# [DATA SHOWN]
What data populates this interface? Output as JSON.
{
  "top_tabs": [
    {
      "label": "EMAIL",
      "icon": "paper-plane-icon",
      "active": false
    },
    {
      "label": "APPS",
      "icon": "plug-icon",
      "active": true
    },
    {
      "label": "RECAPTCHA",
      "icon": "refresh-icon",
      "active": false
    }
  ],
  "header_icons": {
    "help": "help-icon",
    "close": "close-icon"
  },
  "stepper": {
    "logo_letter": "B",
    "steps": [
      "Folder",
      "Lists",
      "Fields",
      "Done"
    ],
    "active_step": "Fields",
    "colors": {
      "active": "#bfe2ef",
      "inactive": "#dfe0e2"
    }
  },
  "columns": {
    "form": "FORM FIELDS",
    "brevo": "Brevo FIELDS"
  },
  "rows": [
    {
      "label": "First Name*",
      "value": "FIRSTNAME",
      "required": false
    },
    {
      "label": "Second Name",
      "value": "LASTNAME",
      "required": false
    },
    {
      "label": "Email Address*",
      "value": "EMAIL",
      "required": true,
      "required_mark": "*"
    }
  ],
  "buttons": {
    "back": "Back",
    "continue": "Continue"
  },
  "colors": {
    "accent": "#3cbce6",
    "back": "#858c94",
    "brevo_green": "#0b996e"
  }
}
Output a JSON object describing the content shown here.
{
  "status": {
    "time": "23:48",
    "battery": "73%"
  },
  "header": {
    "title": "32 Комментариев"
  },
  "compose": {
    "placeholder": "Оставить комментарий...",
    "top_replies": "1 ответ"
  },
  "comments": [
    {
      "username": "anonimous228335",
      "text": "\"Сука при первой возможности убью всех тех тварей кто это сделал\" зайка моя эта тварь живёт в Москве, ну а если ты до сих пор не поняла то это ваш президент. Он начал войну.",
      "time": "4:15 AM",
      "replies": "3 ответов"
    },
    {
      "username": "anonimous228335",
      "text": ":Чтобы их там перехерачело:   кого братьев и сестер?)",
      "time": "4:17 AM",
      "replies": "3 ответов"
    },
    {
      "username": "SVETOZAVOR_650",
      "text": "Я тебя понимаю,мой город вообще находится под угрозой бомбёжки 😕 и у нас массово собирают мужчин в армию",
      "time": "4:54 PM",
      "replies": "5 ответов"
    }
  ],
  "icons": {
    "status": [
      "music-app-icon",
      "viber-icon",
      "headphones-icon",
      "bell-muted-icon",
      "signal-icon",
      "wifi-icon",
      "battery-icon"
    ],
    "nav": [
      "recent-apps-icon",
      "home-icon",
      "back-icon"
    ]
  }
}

# [STATED PROBLEM]
Retype every entry above, word for word.

# [EXERCISE SOLUTION]
What data populates this interface? Output as JSON.
{
  "top_tabs": [
    {
      "label": "EMAIL",
      "icon": "paper-plane-icon",
      "active": false
    },
    {
      "label": "APPS",
      "icon": "plug-icon",
      "active": true
    },
    {
      "label": "RECAPTCHA",
      "icon": "refresh-icon",
      "active": false
    }
  ],
  "header_icons": {
    "help": "help-icon",
    "close": "close-icon"
  },
  "stepper": {
    "logo_letter": "B",
    "steps": [
      "Folder",
      "Lists",
      "Fields",
      "Done"
    ],
    "active_step": "Fields",
    "colors": {
      "active": "#bfe2ef",
      "inactive": "#dfe0e2"
    }
  },
  "columns": {
    "form": "FORM FIELDS",
    "brevo": "Brevo FIELDS"
  },
  "rows": [
    {
      "label": "First Name*",
      "value": "FIRSTNAME",
      "required": false
    },
    {
      "label": "Second Name",
      "value": "LASTNAME",
      "required": false
    },
    {
      "label": "Email Address*",
      "value": "EMAIL",
      "required": true,
      "required_mark": "*"
    }
  ],
  "buttons": {
    "back": "Back",
    "continue": "Continue"
  },
  "colors": {
    "accent": "#3cbce6",
    "back": "#858c94",
    "brevo_green": "#0b996e"
  }
}
Output a JSON object describing the content shown here.
{
  "status": {
    "time": "23:48",
    "battery": "73%"
  },
  "header": {
    "title": "32 Комментариев"
  },
  "compose": {
    "placeholder": "Оставить комментарий...",
    "top_replies": "1 ответ"
  },
  "comments": [
    {
      "username": "anonimous228335",
      "text": "\"Сука при первой возможности убью всех тех тварей кто это сделал\" зайка моя эта тварь живёт в Москве, ну а если ты до сих пор не поняла то это ваш президент. Он начал войну.",
      "time": "4:15 AM",
      "replies": "3 ответов"
    },
    {
      "username": "anonimous228335",
      "text": ":Чтобы их там перехерачело:   кого братьев и сестер?)",
      "time": "4:17 AM",
      "replies": "3 ответов"
    },
    {
      "username": "SVETOZAVOR_650",
      "text": "Я тебя понимаю,мой город вообще находится под угрозой бомбёжки 😕 и у нас массово собирают мужчин в армию",
      "time": "4:54 PM",
      "replies": "5 ответов"
    }
  ],
  "icons": {
    "status": [
      "music-app-icon",
      "viber-icon",
      "headphones-icon",
      "bell-muted-icon",
      "signal-icon",
      "wifi-icon",
      "battery-icon"
    ],
    "nav": [
      "recent-apps-icon",
      "home-icon",
      "back-icon"
    ]
  }
}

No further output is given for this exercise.